▶ WRITTEN REQUEST
Identify and reproduce every line holding the string "hemis".
--- BEGIN DATA LINES ---
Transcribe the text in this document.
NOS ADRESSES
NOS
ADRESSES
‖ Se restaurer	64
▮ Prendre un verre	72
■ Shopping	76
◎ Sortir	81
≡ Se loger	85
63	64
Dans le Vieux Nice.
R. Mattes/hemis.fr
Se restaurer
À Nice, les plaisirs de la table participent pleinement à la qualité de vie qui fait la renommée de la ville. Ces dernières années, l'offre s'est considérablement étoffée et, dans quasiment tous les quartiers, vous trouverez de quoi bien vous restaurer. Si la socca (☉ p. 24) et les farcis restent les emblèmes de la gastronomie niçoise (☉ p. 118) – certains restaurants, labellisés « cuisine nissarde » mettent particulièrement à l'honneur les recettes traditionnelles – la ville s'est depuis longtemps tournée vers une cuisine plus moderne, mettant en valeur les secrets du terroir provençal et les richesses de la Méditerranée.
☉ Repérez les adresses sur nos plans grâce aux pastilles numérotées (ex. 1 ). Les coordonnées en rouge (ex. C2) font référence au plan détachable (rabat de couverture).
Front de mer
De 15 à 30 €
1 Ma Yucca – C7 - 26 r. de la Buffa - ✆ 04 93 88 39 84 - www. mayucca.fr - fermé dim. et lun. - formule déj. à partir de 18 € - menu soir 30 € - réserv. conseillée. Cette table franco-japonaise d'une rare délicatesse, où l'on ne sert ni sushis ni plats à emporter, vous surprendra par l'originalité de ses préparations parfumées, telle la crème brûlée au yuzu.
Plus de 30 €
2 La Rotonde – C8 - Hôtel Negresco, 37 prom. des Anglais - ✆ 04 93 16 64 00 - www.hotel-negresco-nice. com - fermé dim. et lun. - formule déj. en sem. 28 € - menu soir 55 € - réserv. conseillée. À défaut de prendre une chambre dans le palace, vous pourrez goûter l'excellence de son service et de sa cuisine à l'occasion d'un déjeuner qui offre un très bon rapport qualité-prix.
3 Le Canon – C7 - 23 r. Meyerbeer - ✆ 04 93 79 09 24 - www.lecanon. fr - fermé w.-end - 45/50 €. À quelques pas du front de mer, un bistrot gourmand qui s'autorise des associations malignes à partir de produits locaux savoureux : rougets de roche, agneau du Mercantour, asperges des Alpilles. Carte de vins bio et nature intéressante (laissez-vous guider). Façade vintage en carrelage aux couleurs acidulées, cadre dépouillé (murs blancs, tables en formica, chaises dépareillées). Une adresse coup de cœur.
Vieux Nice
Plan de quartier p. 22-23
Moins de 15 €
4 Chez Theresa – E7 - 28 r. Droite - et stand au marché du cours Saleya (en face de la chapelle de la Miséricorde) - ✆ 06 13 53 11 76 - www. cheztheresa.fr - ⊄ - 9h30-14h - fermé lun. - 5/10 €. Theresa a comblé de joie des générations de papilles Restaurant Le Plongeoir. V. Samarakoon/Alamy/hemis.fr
--- END DATA LINES ---
▶ WRITTEN ANSWER
R. Mattes/hemis.fr
4 Chez Theresa – E7 - 28 r. Droite - et stand au marché du cours Saleya (en face de la chapelle de la Miséricorde) - ✆ 06 13 53 11 76 - www. cheztheresa.fr - ⊄ - 9h30-14h - fermé lun. - 5/10 €. Theresa a comblé de joie des générations de papilles Restaurant Le Plongeoir. V. Samarakoon/Alamy/hemis.fr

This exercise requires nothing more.